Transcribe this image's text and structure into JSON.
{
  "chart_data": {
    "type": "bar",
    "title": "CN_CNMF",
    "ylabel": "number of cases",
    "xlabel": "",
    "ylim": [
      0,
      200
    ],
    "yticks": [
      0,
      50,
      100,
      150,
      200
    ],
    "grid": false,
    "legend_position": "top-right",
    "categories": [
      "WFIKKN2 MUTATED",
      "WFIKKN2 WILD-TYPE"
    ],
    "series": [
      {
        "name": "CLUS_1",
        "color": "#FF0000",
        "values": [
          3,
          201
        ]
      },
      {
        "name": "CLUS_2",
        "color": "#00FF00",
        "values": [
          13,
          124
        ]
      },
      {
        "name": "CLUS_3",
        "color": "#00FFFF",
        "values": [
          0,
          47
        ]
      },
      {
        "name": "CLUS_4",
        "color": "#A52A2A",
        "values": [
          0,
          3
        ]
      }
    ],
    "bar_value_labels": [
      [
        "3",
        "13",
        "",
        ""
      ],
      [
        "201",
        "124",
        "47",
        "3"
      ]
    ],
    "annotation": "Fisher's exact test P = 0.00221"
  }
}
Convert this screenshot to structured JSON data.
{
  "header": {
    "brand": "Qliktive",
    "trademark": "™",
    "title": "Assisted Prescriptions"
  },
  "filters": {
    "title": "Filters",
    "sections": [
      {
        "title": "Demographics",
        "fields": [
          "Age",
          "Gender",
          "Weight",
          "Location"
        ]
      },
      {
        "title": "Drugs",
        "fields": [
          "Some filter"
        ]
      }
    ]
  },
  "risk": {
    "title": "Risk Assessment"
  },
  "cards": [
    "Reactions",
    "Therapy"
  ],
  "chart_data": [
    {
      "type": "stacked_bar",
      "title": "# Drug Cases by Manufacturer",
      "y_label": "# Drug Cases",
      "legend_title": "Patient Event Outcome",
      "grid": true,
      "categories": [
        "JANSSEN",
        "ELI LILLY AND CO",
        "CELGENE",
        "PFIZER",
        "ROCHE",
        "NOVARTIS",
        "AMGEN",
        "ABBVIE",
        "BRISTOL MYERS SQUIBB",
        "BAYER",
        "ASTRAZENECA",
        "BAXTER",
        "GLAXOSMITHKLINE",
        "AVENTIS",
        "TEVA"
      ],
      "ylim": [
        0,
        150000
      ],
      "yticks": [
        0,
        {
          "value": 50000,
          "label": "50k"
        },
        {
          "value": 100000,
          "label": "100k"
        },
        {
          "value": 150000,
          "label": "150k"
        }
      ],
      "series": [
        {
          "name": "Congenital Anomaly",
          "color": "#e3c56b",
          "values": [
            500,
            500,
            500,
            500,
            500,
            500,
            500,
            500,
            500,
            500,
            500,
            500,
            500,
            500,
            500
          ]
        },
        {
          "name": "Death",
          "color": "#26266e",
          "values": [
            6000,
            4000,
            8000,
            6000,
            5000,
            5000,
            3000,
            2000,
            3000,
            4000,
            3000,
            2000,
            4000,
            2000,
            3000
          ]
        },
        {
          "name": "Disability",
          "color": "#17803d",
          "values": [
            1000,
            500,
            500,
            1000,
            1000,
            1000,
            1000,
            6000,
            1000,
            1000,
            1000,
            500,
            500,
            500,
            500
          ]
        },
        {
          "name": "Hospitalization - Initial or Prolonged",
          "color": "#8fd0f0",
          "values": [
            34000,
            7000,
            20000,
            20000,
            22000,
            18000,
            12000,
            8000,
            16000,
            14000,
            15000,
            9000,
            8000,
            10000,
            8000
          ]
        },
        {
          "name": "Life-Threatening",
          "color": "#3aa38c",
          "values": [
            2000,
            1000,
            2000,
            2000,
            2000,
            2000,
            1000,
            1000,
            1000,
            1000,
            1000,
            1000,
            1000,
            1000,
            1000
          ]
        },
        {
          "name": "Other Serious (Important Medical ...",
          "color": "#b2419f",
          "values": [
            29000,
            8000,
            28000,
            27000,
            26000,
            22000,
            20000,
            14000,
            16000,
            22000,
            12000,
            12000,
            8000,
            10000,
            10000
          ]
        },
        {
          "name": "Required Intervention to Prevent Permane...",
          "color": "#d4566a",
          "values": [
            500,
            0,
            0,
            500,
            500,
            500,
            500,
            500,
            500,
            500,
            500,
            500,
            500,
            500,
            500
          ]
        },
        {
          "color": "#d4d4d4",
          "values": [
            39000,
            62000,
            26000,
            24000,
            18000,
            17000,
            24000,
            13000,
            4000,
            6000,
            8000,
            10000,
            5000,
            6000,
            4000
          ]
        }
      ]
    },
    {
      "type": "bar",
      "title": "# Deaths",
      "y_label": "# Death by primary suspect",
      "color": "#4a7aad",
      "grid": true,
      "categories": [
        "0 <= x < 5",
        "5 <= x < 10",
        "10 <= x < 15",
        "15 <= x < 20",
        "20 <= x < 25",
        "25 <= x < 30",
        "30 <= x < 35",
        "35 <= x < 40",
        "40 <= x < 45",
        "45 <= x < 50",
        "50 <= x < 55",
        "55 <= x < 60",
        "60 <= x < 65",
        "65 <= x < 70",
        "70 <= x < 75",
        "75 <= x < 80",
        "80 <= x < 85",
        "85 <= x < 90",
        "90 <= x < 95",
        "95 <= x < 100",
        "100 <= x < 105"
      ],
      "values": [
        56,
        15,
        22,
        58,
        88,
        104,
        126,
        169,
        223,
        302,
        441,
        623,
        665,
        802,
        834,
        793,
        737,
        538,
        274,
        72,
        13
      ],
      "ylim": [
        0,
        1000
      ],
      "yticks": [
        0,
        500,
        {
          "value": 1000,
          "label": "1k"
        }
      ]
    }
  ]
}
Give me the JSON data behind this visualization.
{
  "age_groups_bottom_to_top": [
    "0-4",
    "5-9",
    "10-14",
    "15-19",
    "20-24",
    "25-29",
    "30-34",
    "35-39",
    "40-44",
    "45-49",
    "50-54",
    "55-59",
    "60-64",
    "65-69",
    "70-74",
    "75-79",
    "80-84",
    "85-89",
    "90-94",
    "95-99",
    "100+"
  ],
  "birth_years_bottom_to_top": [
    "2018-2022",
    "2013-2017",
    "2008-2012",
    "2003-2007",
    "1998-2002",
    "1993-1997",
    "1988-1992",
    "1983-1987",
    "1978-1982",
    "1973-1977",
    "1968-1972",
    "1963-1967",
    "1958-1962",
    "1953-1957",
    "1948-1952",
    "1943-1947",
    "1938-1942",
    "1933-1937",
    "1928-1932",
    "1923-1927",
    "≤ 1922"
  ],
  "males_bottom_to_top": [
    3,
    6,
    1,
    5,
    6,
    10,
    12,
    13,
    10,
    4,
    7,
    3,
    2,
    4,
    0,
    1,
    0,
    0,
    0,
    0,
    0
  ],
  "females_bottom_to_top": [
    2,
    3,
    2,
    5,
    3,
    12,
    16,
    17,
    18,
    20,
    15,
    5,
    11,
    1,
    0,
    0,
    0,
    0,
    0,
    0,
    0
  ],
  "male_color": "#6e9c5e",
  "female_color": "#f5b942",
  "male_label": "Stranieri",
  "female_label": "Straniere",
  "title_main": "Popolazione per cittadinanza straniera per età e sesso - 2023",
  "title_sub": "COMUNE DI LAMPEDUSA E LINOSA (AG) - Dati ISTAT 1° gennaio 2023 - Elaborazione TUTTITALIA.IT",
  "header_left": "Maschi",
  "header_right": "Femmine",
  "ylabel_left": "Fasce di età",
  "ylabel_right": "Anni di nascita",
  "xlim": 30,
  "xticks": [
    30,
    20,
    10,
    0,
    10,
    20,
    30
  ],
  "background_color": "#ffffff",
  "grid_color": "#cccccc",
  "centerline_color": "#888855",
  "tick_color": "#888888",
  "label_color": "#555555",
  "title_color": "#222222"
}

^^^^^^^^^^^^^^^^

■ **Objective**:
Each line above must be reproduced exactly as it stands.

■ **Worked solution**:
Transcribe this image's text and structure into JSON.
{
  "chart_data": {
    "type": "bar",
    "title": "CN_CNMF",
    "ylabel": "number of cases",
    "xlabel": "",
    "ylim": [
      0,
      200
    ],
    "yticks": [
      0,
      50,
      100,
      150,
      200
    ],
    "grid": false,
    "legend_position": "top-right",
    "categories": [
      "WFIKKN2 MUTATED",
      "WFIKKN2 WILD-TYPE"
    ],
    "series": [
      {
        "name": "CLUS_1",
        "color": "#FF0000",
        "values": [
          3,
          201
        ]
      },
      {
        "name": "CLUS_2",
        "color": "#00FF00",
        "values": [
          13,
          124
        ]
      },
      {
        "name": "CLUS_3",
        "color": "#00FFFF",
        "values": [
          0,
          47
        ]
      },
      {
        "name": "CLUS_4",
        "color": "#A52A2A",
        "values": [
          0,
          3
        ]
      }
    ],
    "bar_value_labels": [
      [
        "3",
        "13",
        "",
        ""
      ],
      [
        "201",
        "124",
        "47",
        "3"
      ]
    ],
    "annotation": "Fisher's exact test P = 0.00221"
  }
}
Convert this screenshot to structured JSON data.
{
  "header": {
    "brand": "Qliktive",
    "trademark": "™",
    "title": "Assisted Prescriptions"
  },
  "filters": {
    "title": "Filters",
    "sections": [
      {
        "title": "Demographics",
        "fields": [
          "Age",
          "Gender",
          "Weight",
          "Location"
        ]
      },
      {
        "title": "Drugs",
        "fields": [
          "Some filter"
        ]
      }
    ]
  },
  "risk": {
    "title": "Risk Assessment"
  },
  "cards": [
    "Reactions",
    "Therapy"
  ],
  "chart_data": [
    {
      "type": "stacked_bar",
      "title": "# Drug Cases by Manufacturer",
      "y_label": "# Drug Cases",
      "legend_title": "Patient Event Outcome",
      "grid": true,
      "categories": [
        "JANSSEN",
        "ELI LILLY AND CO",
        "CELGENE",
        "PFIZER",
        "ROCHE",
        "NOVARTIS",
        "AMGEN",
        "ABBVIE",
        "BRISTOL MYERS SQUIBB",
        "BAYER",
        "ASTRAZENECA",
        "BAXTER",
        "GLAXOSMITHKLINE",
        "AVENTIS",
        "TEVA"
      ],
      "ylim": [
        0,
        150000
      ],
      "yticks": [
        0,
        {
          "value": 50000,
          "label": "50k"
        },
        {
          "value": 100000,
          "label": "100k"
        },
        {
          "value": 150000,
          "label": "150k"
        }
      ],
      "series": [
        {
          "name": "Congenital Anomaly",
          "color": "#e3c56b",
          "values": [
            500,
            500,
            500,
            500,
            500,
            500,
            500,
            500,
            500,
            500,
            500,
            500,
            500,
            500,
            500
          ]
        },
        {
          "name": "Death",
          "color": "#26266e",
          "values": [
            6000,
            4000,
            8000,
            6000,
            5000,
            5000,
            3000,
            2000,
            3000,
            4000,
            3000,
            2000,
            4000,
            2000,
            3000
          ]
        },
        {
          "name": "Disability",
          "color": "#17803d",
          "values": [
            1000,
            500,
            500,
            1000,
            1000,
            1000,
            1000,
            6000,
            1000,
            1000,
            1000,
            500,
            500,
            500,
            500
          ]
        },
        {
          "name": "Hospitalization - Initial or Prolonged",
          "color": "#8fd0f0",
          "values": [
            34000,
            7000,
            20000,
            20000,
            22000,
            18000,
            12000,
            8000,
            16000,
            14000,
            15000,
            9000,
            8000,
            10000,
            8000
          ]
        },
        {
          "name": "Life-Threatening",
          "color": "#3aa38c",
          "values": [
            2000,
            1000,
            2000,
            2000,
            2000,
            2000,
            1000,
            1000,
            1000,
            1000,
            1000,
            1000,
            1000,
            1000,
            1000
          ]
        },
        {
          "name": "Other Serious (Important Medical ...",
          "color": "#b2419f",
          "values": [
            29000,
            8000,
            28000,
            27000,
            26000,
            22000,
            20000,
            14000,
            16000,
            22000,
            12000,
            12000,
            8000,
            10000,
            10000
          ]
        },
        {
          "name": "Required Intervention to Prevent Permane...",
          "color": "#d4566a",
          "values": [
            500,
            0,
            0,
            500,
            500,
            500,
            500,
            500,
            500,
            500,
            500,
            500,
            500,
            500,
            500
          ]
        },
        {
          "color": "#d4d4d4",
          "values": [
            39000,
            62000,
            26000,
            24000,
            18000,
            17000,
            24000,
            13000,
            4000,
            6000,
            8000,
            10000,
            5000,
            6000,
            4000
          ]
        }
      ]
    },
    {
      "type": "bar",
      "title": "# Deaths",
      "y_label": "# Death by primary suspect",
      "color": "#4a7aad",
      "grid": true,
      "categories": [
        "0 <= x < 5",
        "5 <= x < 10",
        "10 <= x < 15",
        "15 <= x < 20",
        "20 <= x < 25",
        "25 <= x < 30",
        "30 <= x < 35",
        "35 <= x < 40",
        "40 <= x < 45",
        "45 <= x < 50",
        "50 <= x < 55",
        "55 <= x < 60",
        "60 <= x < 65",
        "65 <= x < 70",
        "70 <= x < 75",
        "75 <= x < 80",
        "80 <= x < 85",
        "85 <= x < 90",
        "90 <= x < 95",
        "95 <= x < 100",
        "100 <= x < 105"
      ],
      "values": [
        56,
        15,
        22,
        58,
        88,
        104,
        126,
        169,
        223,
        302,
        441,
        623,
        665,
        802,
        834,
        793,
        737,
        538,
        274,
        72,
        13
      ],
      "ylim": [
        0,
        1000
      ],
      "yticks": [
        0,
        500,
        {
          "value": 1000,
          "label": "1k"
        }
      ]
    }
  ]
}
Give me the JSON data behind this visualization.
{
  "age_groups_bottom_to_top": [
    "0-4",
    "5-9",
    "10-14",
    "15-19",
    "20-24",
    "25-29",
    "30-34",
    "35-39",
    "40-44",
    "45-49",
    "50-54",
    "55-59",
    "60-64",
    "65-69",
    "70-74",
    "75-79",
    "80-84",
    "85-89",
    "90-94",
    "95-99",
    "100+"
  ],
  "birth_years_bottom_to_top": [
    "2018-2022",
    "2013-2017",
    "2008-2012",
    "2003-2007",
    "1998-2002",
    "1993-1997",
    "1988-1992",
    "1983-1987",
    "1978-1982",
    "1973-1977",
    "1968-1972",
    "1963-1967",
    "1958-1962",
    "1953-1957",
    "1948-1952",
    "1943-1947",
    "1938-1942",
    "1933-1937",
    "1928-1932",
    "1923-1927",
    "≤ 1922"
  ],
  "males_bottom_to_top": [
    3,
    6,
    1,
    5,
    6,
    10,
    12,
    13,
    10,
    4,
    7,
    3,
    2,
    4,
    0,
    1,
    0,
    0,
    0,
    0,
    0
  ],
  "females_bottom_to_top": [
    2,
    3,
    2,
    5,
    3,
    12,
    16,
    17,
    18,
    20,
    15,
    5,
    11,
    1,
    0,
    0,
    0,
    0,
    0,
    0,
    0
  ],
  "male_color": "#6e9c5e",
  "female_color": "#f5b942",
  "male_label": "Stranieri",
  "female_label": "Straniere",
  "title_main": "Popolazione per cittadinanza straniera per età e sesso - 2023",
  "title_sub": "COMUNE DI LAMPEDUSA E LINOSA (AG) - Dati ISTAT 1° gennaio 2023 - Elaborazione TUTTITALIA.IT",
  "header_left": "Maschi",
  "header_right": "Femmine",
  "ylabel_left": "Fasce di età",
  "ylabel_right": "Anni di nascita",
  "xlim": 30,
  "xticks": [
    30,
    20,
    10,
    0,
    10,
    20,
    30
  ],
  "background_color": "#ffffff",
  "grid_color": "#cccccc",
  "centerline_color": "#888855",
  "tick_color": "#888888",
  "label_color": "#555555",
  "title_color": "#222222"
}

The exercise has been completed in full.